Go through the listing and pick out each line with the word "screenshot" in it.

— Begin Dataset rows —

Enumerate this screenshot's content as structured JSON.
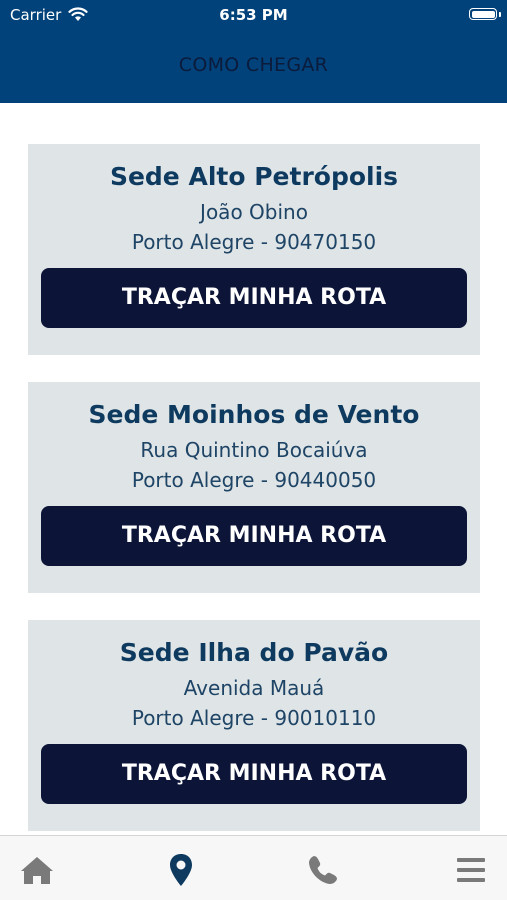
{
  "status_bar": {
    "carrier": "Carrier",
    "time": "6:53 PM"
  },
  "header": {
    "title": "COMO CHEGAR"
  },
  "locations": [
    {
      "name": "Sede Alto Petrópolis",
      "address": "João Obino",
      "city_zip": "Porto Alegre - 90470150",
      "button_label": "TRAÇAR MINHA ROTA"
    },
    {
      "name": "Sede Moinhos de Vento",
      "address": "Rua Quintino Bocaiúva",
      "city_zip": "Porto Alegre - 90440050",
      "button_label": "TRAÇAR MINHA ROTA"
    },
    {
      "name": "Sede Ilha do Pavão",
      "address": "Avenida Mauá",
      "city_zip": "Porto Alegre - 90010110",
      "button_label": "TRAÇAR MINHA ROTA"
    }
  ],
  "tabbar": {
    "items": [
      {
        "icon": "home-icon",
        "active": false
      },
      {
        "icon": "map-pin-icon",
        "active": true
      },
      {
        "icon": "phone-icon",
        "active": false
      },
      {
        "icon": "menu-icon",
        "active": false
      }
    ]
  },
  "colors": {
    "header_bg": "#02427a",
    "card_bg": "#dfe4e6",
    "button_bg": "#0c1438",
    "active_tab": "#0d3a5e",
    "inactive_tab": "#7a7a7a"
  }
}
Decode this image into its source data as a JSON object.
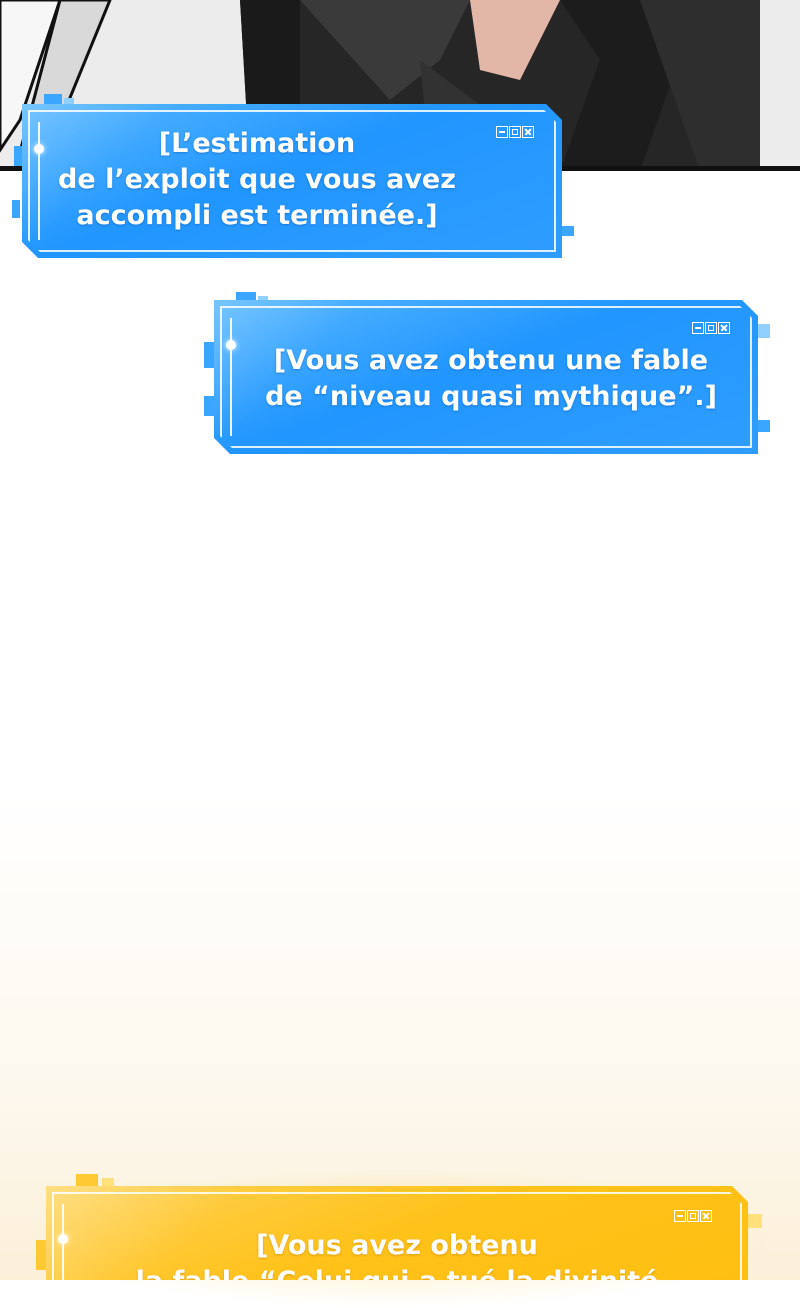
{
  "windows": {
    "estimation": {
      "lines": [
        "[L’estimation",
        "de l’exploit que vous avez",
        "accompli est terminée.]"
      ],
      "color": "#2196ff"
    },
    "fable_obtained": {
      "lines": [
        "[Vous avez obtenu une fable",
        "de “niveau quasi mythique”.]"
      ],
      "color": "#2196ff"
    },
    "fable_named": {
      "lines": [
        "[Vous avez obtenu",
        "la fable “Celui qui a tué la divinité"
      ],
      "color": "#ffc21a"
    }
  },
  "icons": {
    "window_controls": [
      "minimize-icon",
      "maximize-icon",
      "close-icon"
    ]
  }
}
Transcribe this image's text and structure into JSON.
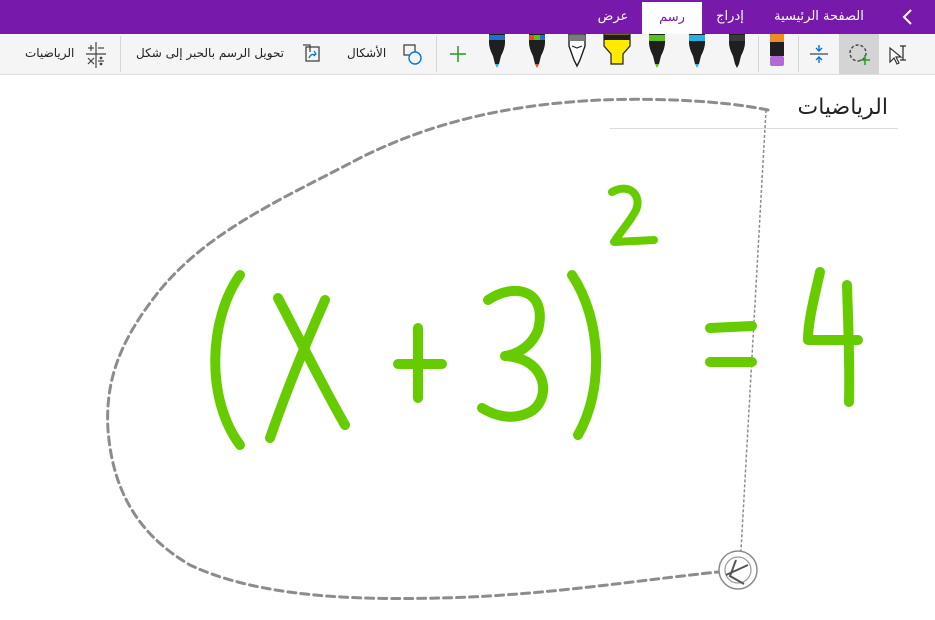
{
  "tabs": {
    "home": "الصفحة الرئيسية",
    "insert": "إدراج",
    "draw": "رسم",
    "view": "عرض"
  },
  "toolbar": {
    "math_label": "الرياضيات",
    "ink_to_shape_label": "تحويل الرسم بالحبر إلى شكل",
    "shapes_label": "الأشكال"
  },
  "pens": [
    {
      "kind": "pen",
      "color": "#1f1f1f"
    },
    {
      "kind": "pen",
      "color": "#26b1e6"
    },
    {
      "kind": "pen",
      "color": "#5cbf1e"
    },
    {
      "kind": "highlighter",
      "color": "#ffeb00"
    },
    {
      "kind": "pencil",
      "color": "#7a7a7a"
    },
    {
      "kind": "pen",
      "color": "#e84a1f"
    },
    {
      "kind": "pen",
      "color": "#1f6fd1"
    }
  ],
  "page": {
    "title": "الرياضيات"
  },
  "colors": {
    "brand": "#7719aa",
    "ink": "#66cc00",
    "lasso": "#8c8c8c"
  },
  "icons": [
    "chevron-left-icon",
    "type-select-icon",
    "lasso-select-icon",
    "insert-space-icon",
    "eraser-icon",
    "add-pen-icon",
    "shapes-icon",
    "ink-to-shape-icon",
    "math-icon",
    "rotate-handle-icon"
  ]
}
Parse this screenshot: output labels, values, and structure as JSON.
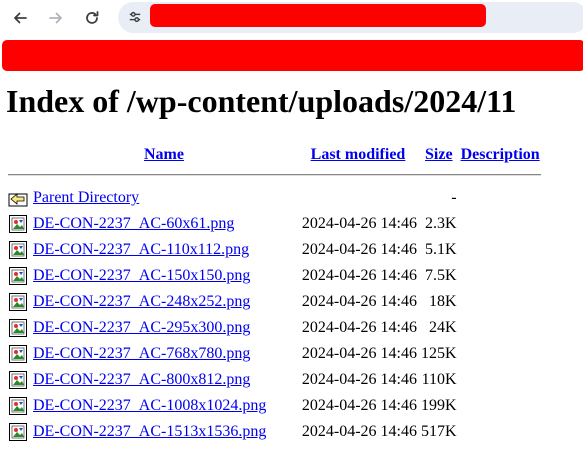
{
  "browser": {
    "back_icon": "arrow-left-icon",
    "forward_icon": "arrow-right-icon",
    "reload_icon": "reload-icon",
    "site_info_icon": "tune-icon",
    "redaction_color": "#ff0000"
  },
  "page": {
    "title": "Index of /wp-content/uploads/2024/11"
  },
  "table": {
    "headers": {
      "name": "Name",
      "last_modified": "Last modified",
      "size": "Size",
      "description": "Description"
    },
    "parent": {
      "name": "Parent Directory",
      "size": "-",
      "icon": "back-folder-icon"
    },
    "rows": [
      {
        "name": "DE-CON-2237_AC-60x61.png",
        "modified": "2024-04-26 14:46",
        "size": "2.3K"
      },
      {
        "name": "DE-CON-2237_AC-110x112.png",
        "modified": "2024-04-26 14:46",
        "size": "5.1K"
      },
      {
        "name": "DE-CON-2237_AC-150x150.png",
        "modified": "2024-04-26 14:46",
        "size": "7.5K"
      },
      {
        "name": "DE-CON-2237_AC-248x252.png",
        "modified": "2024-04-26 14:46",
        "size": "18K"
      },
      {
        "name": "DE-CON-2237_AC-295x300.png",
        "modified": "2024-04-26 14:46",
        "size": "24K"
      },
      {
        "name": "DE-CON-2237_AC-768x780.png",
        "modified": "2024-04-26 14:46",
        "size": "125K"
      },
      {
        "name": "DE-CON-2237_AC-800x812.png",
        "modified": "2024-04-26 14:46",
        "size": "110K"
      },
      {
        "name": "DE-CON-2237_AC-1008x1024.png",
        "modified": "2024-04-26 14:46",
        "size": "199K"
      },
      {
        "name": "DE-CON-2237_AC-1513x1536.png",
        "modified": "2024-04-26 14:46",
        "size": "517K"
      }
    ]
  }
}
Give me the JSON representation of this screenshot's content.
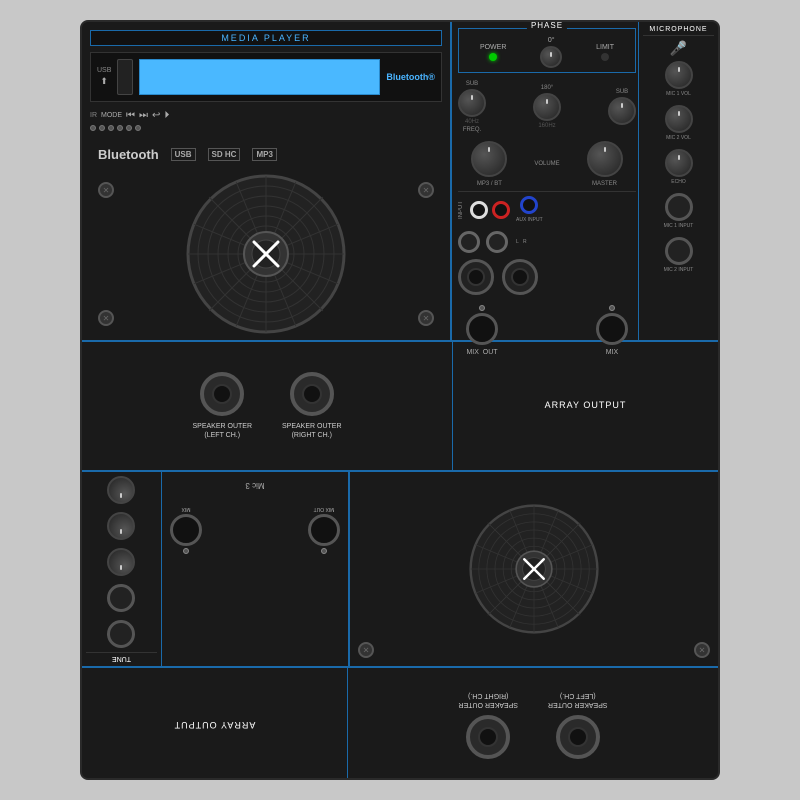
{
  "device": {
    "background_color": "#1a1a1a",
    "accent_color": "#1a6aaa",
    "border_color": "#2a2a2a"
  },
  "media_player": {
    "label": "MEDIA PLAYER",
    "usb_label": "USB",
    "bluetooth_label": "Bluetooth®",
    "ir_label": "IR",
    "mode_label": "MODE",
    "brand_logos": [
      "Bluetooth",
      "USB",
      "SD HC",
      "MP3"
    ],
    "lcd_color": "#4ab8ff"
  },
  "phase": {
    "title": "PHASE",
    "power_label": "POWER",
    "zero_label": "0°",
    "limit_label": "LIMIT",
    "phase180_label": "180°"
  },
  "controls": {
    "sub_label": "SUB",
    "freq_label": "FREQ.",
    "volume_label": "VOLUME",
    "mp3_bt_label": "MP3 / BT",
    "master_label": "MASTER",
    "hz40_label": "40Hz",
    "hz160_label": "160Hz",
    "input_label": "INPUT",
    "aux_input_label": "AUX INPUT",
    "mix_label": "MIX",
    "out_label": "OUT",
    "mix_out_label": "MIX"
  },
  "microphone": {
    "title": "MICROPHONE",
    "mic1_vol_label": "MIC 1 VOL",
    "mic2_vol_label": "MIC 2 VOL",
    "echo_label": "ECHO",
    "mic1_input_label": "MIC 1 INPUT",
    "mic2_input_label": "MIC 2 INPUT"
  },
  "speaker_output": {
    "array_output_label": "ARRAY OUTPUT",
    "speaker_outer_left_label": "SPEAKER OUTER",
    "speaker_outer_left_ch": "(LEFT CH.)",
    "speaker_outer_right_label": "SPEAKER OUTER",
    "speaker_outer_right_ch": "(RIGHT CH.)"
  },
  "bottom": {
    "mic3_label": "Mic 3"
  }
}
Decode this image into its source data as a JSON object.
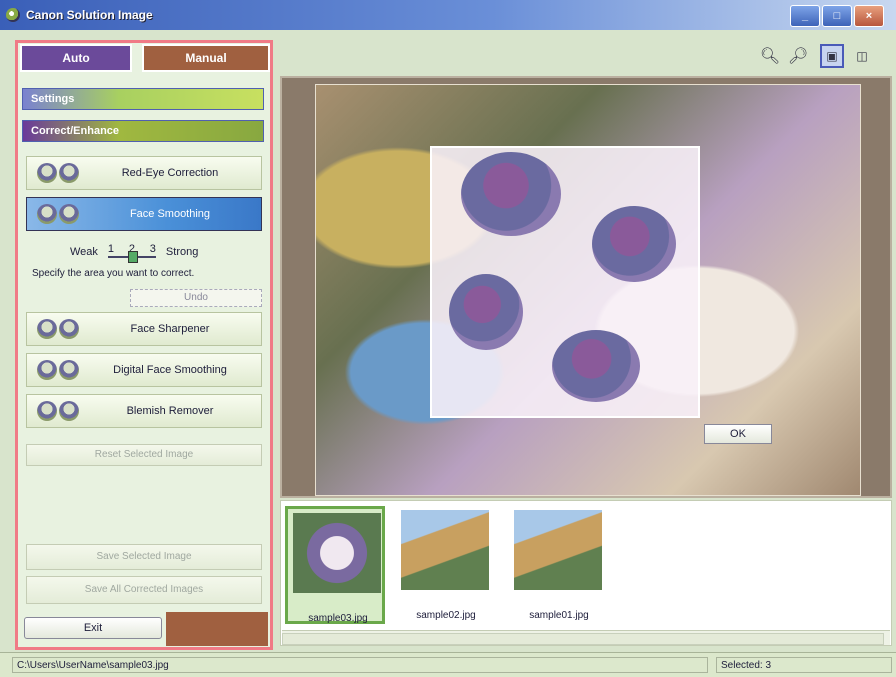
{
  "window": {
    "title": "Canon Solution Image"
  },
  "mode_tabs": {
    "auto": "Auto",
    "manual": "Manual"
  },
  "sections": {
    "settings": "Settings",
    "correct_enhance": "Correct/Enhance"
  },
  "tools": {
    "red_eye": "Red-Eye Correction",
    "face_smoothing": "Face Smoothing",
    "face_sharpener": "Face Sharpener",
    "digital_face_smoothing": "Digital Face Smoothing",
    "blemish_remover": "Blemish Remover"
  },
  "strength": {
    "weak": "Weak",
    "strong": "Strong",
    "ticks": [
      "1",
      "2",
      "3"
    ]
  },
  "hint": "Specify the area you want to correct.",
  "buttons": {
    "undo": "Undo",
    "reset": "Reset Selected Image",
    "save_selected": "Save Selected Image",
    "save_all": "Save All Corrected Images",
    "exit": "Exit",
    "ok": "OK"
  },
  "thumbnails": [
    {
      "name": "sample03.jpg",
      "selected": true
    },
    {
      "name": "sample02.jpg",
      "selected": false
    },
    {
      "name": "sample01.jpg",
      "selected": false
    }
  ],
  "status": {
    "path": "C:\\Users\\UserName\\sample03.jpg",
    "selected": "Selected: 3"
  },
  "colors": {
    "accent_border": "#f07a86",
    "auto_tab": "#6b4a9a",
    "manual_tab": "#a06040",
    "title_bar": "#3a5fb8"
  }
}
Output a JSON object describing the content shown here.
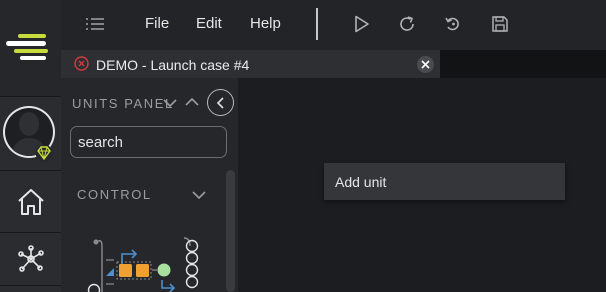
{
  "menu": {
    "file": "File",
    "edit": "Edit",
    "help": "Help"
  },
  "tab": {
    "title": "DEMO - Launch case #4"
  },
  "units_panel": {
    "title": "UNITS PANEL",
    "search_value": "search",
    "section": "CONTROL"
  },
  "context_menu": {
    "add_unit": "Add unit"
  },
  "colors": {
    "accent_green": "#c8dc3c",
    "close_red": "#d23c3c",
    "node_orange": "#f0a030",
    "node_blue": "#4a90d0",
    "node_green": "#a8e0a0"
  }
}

— End Dataset rows —

(Solution to the exercise)
Enumerate this screenshot's content as structured JSON.
Parse this screenshot: output labels, values, and structure as JSON.
Give me the JSON representation of this screenshot's content.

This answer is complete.